In the material below, list every line carrying the string "ธยมศ".

— Input —
——————————

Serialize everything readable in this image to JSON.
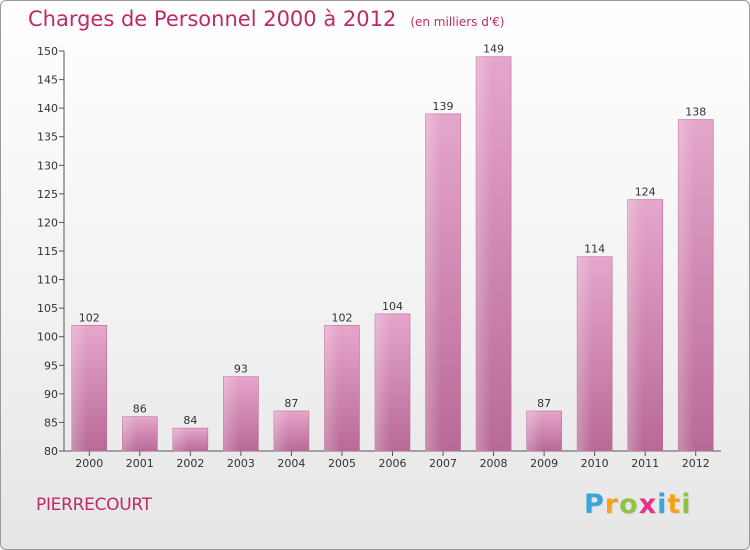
{
  "title": "Charges de Personnel 2000 à 2012",
  "title_unit": "(en milliers d'€)",
  "location": "PIERRECOURT",
  "brand": {
    "letters": [
      "P",
      "r",
      "o",
      "x",
      "i",
      "t",
      "i"
    ],
    "colors": [
      "#3aa5dd",
      "#f7a21b",
      "#8cc63f",
      "#e8308a",
      "#3aa5dd",
      "#f7a21b",
      "#8cc63f"
    ]
  },
  "colors": {
    "bar": "#d98bb8",
    "accent": "#bf2a66"
  },
  "chart_data": {
    "type": "bar",
    "title": "Charges de Personnel 2000 à 2012",
    "subtitle": "(en milliers d'€)",
    "xlabel": "",
    "ylabel": "",
    "ylim": [
      80,
      150
    ],
    "ytick_step": 5,
    "grid": false,
    "categories": [
      "2000",
      "2001",
      "2002",
      "2003",
      "2004",
      "2005",
      "2006",
      "2007",
      "2008",
      "2009",
      "2010",
      "2011",
      "2012"
    ],
    "values": [
      102,
      86,
      84,
      93,
      87,
      102,
      104,
      139,
      149,
      87,
      114,
      124,
      138
    ],
    "data_labels": [
      "102",
      "86",
      "84",
      "93",
      "87",
      "102",
      "104",
      "139",
      "149",
      "87",
      "114",
      "124",
      "138"
    ]
  }
}
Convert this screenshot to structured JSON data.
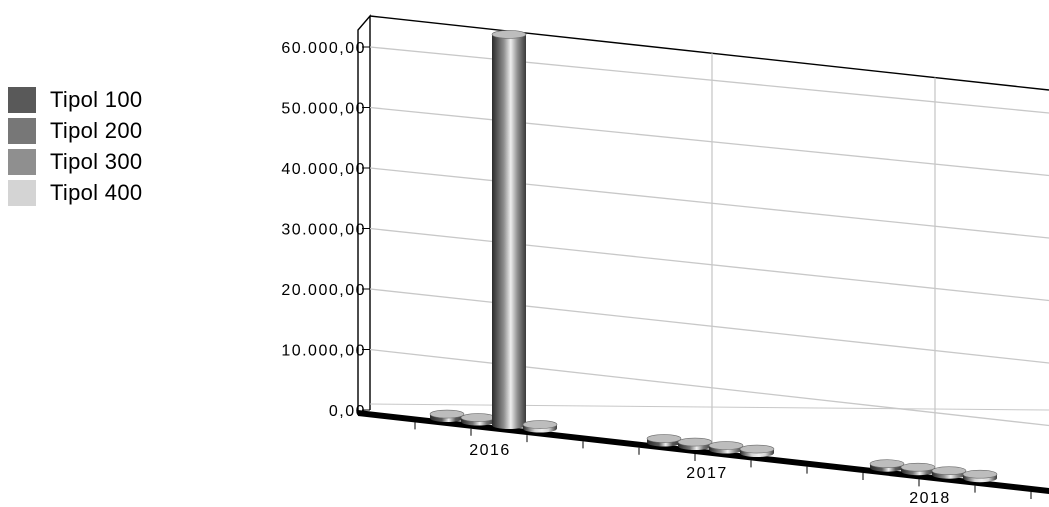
{
  "chart_data": {
    "type": "bar",
    "title": "",
    "xlabel": "",
    "ylabel": "",
    "categories": [
      "2016",
      "2017",
      "2018"
    ],
    "series": [
      {
        "name": "Tipol 100",
        "color": "#595959",
        "values": [
          0,
          0,
          0
        ]
      },
      {
        "name": "Tipol 200",
        "color": "#777777",
        "values": [
          0,
          0,
          0
        ]
      },
      {
        "name": "Tipol 300",
        "color": "#8f8f8f",
        "values": [
          62000,
          0,
          0
        ]
      },
      {
        "name": "Tipol 400",
        "color": "#d4d4d4",
        "values": [
          0,
          0,
          0
        ]
      }
    ],
    "ylim": [
      0,
      60000
    ],
    "yticks": [
      0,
      10000,
      20000,
      30000,
      40000,
      50000,
      60000
    ],
    "ytick_labels": [
      "0,00",
      "10.000,00",
      "20.000,00",
      "30.000,00",
      "40.000,00",
      "50.000,00",
      "60.000,00"
    ],
    "grid": true,
    "legend_position": "left",
    "style": "3d-cylinder"
  }
}
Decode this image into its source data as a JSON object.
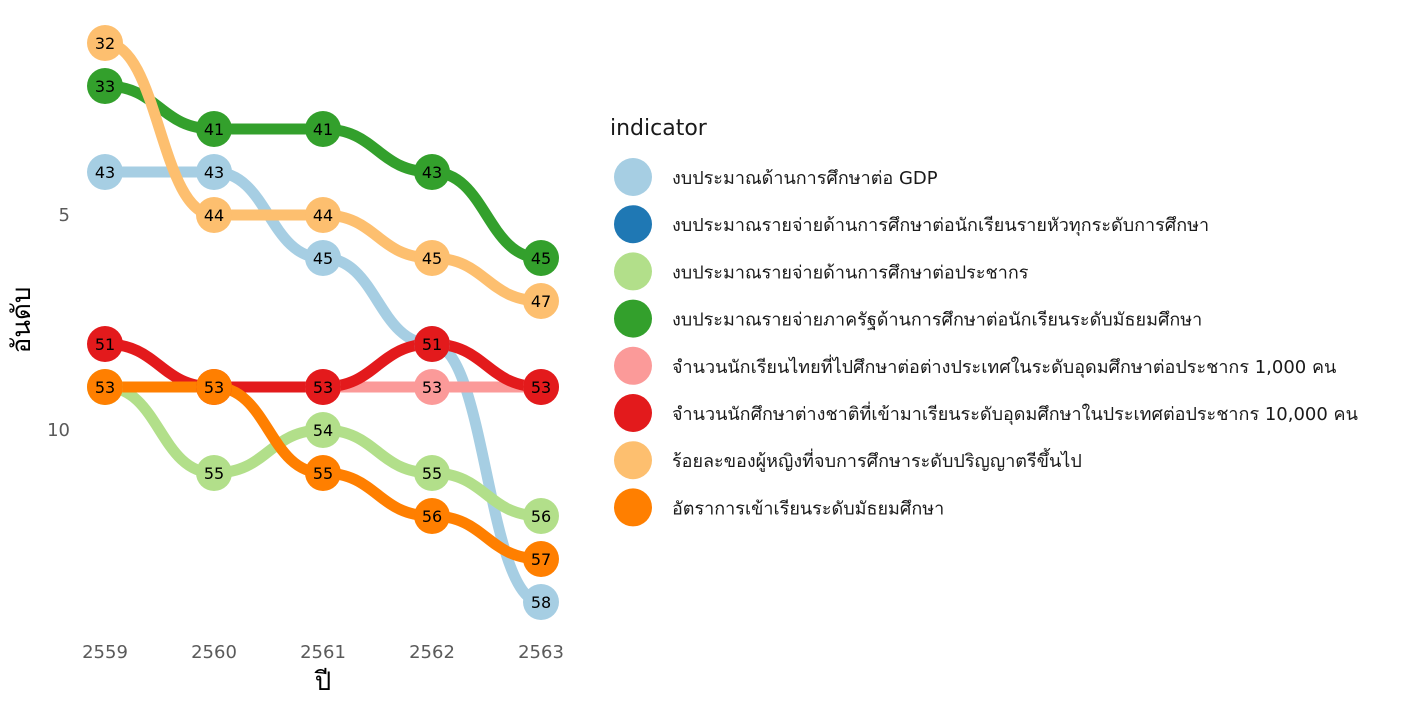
{
  "chart_data": {
    "type": "bump",
    "xlabel": "ปี",
    "ylabel": "อันดับ",
    "x": [
      "2559",
      "2560",
      "2561",
      "2562",
      "2563"
    ],
    "y_ticks": [
      5,
      10
    ],
    "y_range": [
      1,
      14
    ],
    "y_reversed": true,
    "grid": false,
    "legend": {
      "title": "indicator",
      "placement": "right"
    },
    "series": [
      {
        "name": "งบประมาณด้านการศึกษาต่อ GDP",
        "color": "#a6cee3",
        "ranks": [
          4,
          4,
          6,
          8,
          14
        ],
        "labels": [
          43,
          43,
          45,
          51,
          58
        ]
      },
      {
        "name": "งบประมาณรายจ่ายด้านการศึกษาต่อนักเรียนรายหัวทุกระดับการศึกษา",
        "color": "#1f78b4",
        "ranks": [],
        "labels": []
      },
      {
        "name": "งบประมาณรายจ่ายด้านการศึกษาต่อประชากร",
        "color": "#b2df8a",
        "ranks": [
          9,
          11,
          10,
          11,
          12
        ],
        "labels": [
          53,
          55,
          54,
          55,
          56
        ]
      },
      {
        "name": "งบประมาณรายจ่ายภาครัฐด้านการศึกษาต่อนักเรียนระดับมัธยมศึกษา",
        "color": "#33a02c",
        "ranks": [
          2,
          3,
          3,
          4,
          6
        ],
        "labels": [
          33,
          41,
          41,
          43,
          45
        ]
      },
      {
        "name": "จำนวนนักเรียนไทยที่ไปศึกษาต่อต่างประเทศในระดับอุดมศึกษาต่อประชากร 1,000 คน",
        "color": "#fb9a99",
        "ranks": [
          null,
          null,
          9,
          9,
          9
        ],
        "labels": [
          null,
          null,
          53,
          53,
          53
        ]
      },
      {
        "name": "จำนวนนักศึกษาต่างชาติที่เข้ามาเรียนระดับอุดมศึกษาในประเทศต่อประชากร 10,000 คน",
        "color": "#e31a1c",
        "ranks": [
          8,
          9,
          9,
          8,
          9
        ],
        "labels": [
          51,
          53,
          53,
          51,
          53
        ]
      },
      {
        "name": "ร้อยละของผู้หญิงที่จบการศึกษาระดับปริญญาตรีขึ้นไป",
        "color": "#fdbf6f",
        "ranks": [
          1,
          5,
          5,
          6,
          7
        ],
        "labels": [
          32,
          44,
          44,
          45,
          47
        ]
      },
      {
        "name": "อัตราการเข้าเรียนระดับมัธยมศึกษา",
        "color": "#ff7f00",
        "ranks": [
          9,
          9,
          11,
          12,
          13
        ],
        "labels": [
          53,
          53,
          55,
          56,
          57
        ]
      }
    ]
  }
}
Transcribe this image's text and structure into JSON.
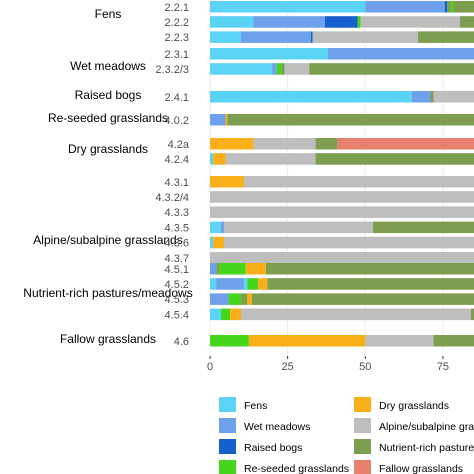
{
  "chart_data": {
    "type": "bar",
    "orientation": "horizontal",
    "stacked": true,
    "xlim": [
      0,
      85
    ],
    "x_ticks": [
      0,
      25,
      50,
      75
    ],
    "grid": true,
    "legend_position": "bottom",
    "colors": {
      "Fens": "#5BD3F5",
      "Wet meadows": "#6FA0EB",
      "Raised bogs": "#1560CC",
      "Re-seeded grasslands": "#44D61A",
      "Dry grasslands": "#FAAE17",
      "Alpine/subalpine grasslands": "#BEBEBE",
      "Nutrient-rich pastures/meadows": "#7E9E4F",
      "Fallow grasslands": "#E88070"
    },
    "legend": [
      {
        "key": "Fens",
        "label": "Fens"
      },
      {
        "key": "Dry grasslands",
        "label": "Dry grasslands"
      },
      {
        "key": "Wet meadows",
        "label": "Wet meadows"
      },
      {
        "key": "Alpine/subalpine grasslands",
        "label": "Alpine/subalpine grasslands"
      },
      {
        "key": "Raised bogs",
        "label": "Raised bogs"
      },
      {
        "key": "Nutrient-rich pastures/meadows",
        "label": "Nutrient-rich pastures/meadows"
      },
      {
        "key": "Re-seeded grasslands",
        "label": "Re-seeded grasslands"
      },
      {
        "key": "Fallow grasslands",
        "label": "Fallow grasslands"
      }
    ],
    "groups": [
      {
        "name": "Fens",
        "rows": [
          {
            "label": "2.2.1",
            "segments": [
              [
                "Fens",
                50
              ],
              [
                "Wet meadows",
                25.6
              ],
              [
                "Raised bogs",
                0.8
              ],
              [
                "Nutrient-rich pastures/meadows",
                1.2
              ],
              [
                "Re-seeded grasslands",
                0.8
              ],
              [
                "Nutrient-rich pastures/meadows",
                7
              ]
            ]
          },
          {
            "label": "2.2.2",
            "segments": [
              [
                "Fens",
                14
              ],
              [
                "Wet meadows",
                23
              ],
              [
                "Raised bogs",
                10.5
              ],
              [
                "Re-seeded grasslands",
                1
              ],
              [
                "Alpine/subalpine grasslands",
                32
              ],
              [
                "Nutrient-rich pastures/meadows",
                5
              ]
            ]
          },
          {
            "label": "2.2.3",
            "segments": [
              [
                "Fens",
                10
              ],
              [
                "Wet meadows",
                22.5
              ],
              [
                "Raised bogs",
                0.5
              ],
              [
                "Alpine/subalpine grasslands",
                34
              ],
              [
                "Nutrient-rich pastures/meadows",
                18
              ]
            ]
          }
        ]
      },
      {
        "name": "Wet meadows",
        "rows": [
          {
            "label": "2.3.1",
            "segments": [
              [
                "Fens",
                38
              ],
              [
                "Wet meadows",
                47
              ]
            ]
          },
          {
            "label": "2.3.2/3",
            "segments": [
              [
                "Fens",
                20
              ],
              [
                "Wet meadows",
                1.5
              ],
              [
                "Re-seeded grasslands",
                1.5
              ],
              [
                "Nutrient-rich pastures/meadows",
                1
              ],
              [
                "Alpine/subalpine grasslands",
                8
              ],
              [
                "Nutrient-rich pastures/meadows",
                53
              ]
            ]
          }
        ]
      },
      {
        "name": "Raised bogs",
        "rows": [
          {
            "label": "2.4.1",
            "segments": [
              [
                "Fens",
                65
              ],
              [
                "Wet meadows",
                6
              ],
              [
                "Nutrient-rich pastures/meadows",
                1
              ],
              [
                "Alpine/subalpine grasslands",
                13
              ]
            ]
          }
        ]
      },
      {
        "name": "Re-seeded grasslands",
        "rows": [
          {
            "label": "4.0.2",
            "segments": [
              [
                "Wet meadows",
                5
              ],
              [
                "Dry grasslands",
                0.6
              ],
              [
                "Nutrient-rich pastures/meadows",
                79.4
              ]
            ]
          }
        ]
      },
      {
        "name": "Dry grasslands",
        "rows": [
          {
            "label": "4.2a",
            "segments": [
              [
                "Dry grasslands",
                14
              ],
              [
                "Alpine/subalpine grasslands",
                20
              ],
              [
                "Nutrient-rich pastures/meadows",
                7
              ],
              [
                "Fallow grasslands",
                44
              ]
            ]
          },
          {
            "label": "4.2.4",
            "segments": [
              [
                "Fens",
                1
              ],
              [
                "Dry grasslands",
                4
              ],
              [
                "Alpine/subalpine grasslands",
                29
              ],
              [
                "Nutrient-rich pastures/meadows",
                51
              ]
            ]
          }
        ]
      },
      {
        "name": "Alpine/subalpine grasslands",
        "rows": [
          {
            "label": "4.3.1",
            "segments": [
              [
                "Dry grasslands",
                11
              ],
              [
                "Alpine/subalpine grasslands",
                74
              ]
            ]
          },
          {
            "label": "4.3.2/4",
            "segments": [
              [
                "Alpine/subalpine grasslands",
                85
              ]
            ]
          },
          {
            "label": "4.3.3",
            "segments": [
              [
                "Alpine/subalpine grasslands",
                85
              ]
            ]
          },
          {
            "label": "4.3.5",
            "segments": [
              [
                "Fens",
                3.5
              ],
              [
                "Wet meadows",
                1
              ],
              [
                "Alpine/subalpine grasslands",
                48
              ],
              [
                "Nutrient-rich pastures/meadows",
                32.5
              ]
            ]
          },
          {
            "label": "4.3.6",
            "segments": [
              [
                "Fens",
                1
              ],
              [
                "Dry grasslands",
                3.5
              ],
              [
                "Alpine/subalpine grasslands",
                80.5
              ]
            ]
          },
          {
            "label": "4.3.7",
            "segments": [
              [
                "Alpine/subalpine grasslands",
                85
              ]
            ]
          }
        ]
      },
      {
        "name": "Nutrient-rich pastures/meadows",
        "rows": [
          {
            "label": "4.5.1",
            "segments": [
              [
                "Wet meadows",
                2
              ],
              [
                "Nutrient-rich pastures/meadows",
                1
              ],
              [
                "Re-seeded grasslands",
                8.5
              ],
              [
                "Dry grasslands",
                6.5
              ],
              [
                "Nutrient-rich pastures/meadows",
                67
              ]
            ]
          },
          {
            "label": "4.5.2",
            "segments": [
              [
                "Fens",
                2
              ],
              [
                "Wet meadows",
                9
              ],
              [
                "Fens",
                1
              ],
              [
                "Re-seeded grasslands",
                3.5
              ],
              [
                "Dry grasslands",
                3
              ],
              [
                "Nutrient-rich pastures/meadows",
                66.5
              ]
            ]
          },
          {
            "label": "4.5.3",
            "segments": [
              [
                "Wet meadows",
                6
              ],
              [
                "Re-seeded grasslands",
                4
              ],
              [
                "Nutrient-rich pastures/meadows",
                2
              ],
              [
                "Dry grasslands",
                1.5
              ],
              [
                "Nutrient-rich pastures/meadows",
                71.5
              ]
            ]
          },
          {
            "label": "4.5.4",
            "segments": [
              [
                "Fens",
                3.5
              ],
              [
                "Re-seeded grasslands",
                3
              ],
              [
                "Dry grasslands",
                3.5
              ],
              [
                "Alpine/subalpine grasslands",
                74
              ],
              [
                "Nutrient-rich pastures/meadows",
                1
              ]
            ]
          }
        ]
      },
      {
        "name": "Fallow grasslands",
        "rows": [
          {
            "label": "4.6",
            "segments": [
              [
                "Re-seeded grasslands",
                12.5
              ],
              [
                "Dry grasslands",
                37.5
              ],
              [
                "Alpine/subalpine grasslands",
                22
              ],
              [
                "Nutrient-rich pastures/meadows",
                13
              ]
            ]
          }
        ]
      }
    ]
  }
}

——————————

— Problem solution —
        "name": "งบประมาณรายจ่ายภาครัฐด้านการศึกษาต่อนักเรียนระดับมัธยมศึกษา",
        "name": "อัตราการเข้าเรียนระดับมัธยมศึกษา",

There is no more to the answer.